Print the records below word for word, but leave out the pictures.
--- start AVAILABLE DATA ---
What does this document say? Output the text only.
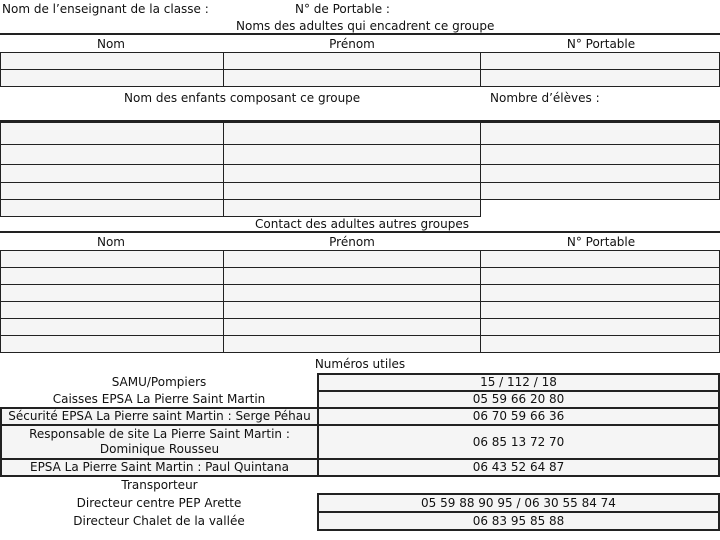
Nom de l’enseignant de la classe :	N° de Portable :
Noms des adultes qui encadrent ce groupe
Nom	Prénom	N° Portable

Nom des enfants composant ce groupe	Nombre d’élèves :

Contact des adultes autres groupes
Nom	Prénom	N° Portable

Numéros utiles
SAMU/Pompiers	15 / 112 / 18
Caisses EPSA La Pierre Saint Martin	05 59 66 20 80
Sécurité EPSA La Pierre saint Martin : Serge Péhau	06 70 59 66 36
Responsable de site La Pierre Saint Martin : Dominique Rousseu	06 85 13 72 70
EPSA La Pierre Saint Martin : Paul Quintana	06 43 52 64 87
Transporteur	
Directeur centre PEP Arette	05 59 88 90 95 / 06 30 55 84 74
Directeur Chalet de la vallée	06 83 95 85 88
--- end AVAILABLE DATA ---
__FINAL RESULT__.
What does this document say? Output the text only.
Nom de l’enseignant de la classe :	N° de Portable :
Noms des adultes qui encadrent ce groupe
Nom	Prénom	N° Portable

Nom des enfants composant ce groupe	Nombre d’élèves :

Contact des adultes autres groupes
Nom	Prénom	N° Portable

Numéros utiles
SAMU/Pompiers	15 / 112 / 18
Caisses EPSA La Pierre Saint Martin	05 59 66 20 80
Sécurité EPSA La Pierre saint Martin : Serge Péhau	06 70 59 66 36
Responsable de site La Pierre Saint Martin : Dominique Rousseu	06 85 13 72 70
EPSA La Pierre Saint Martin : Paul Quintana	06 43 52 64 87
Transporteur	
Directeur centre PEP Arette	05 59 88 90 95 / 06 30 55 84 74
Directeur Chalet de la vallée	06 83 95 85 88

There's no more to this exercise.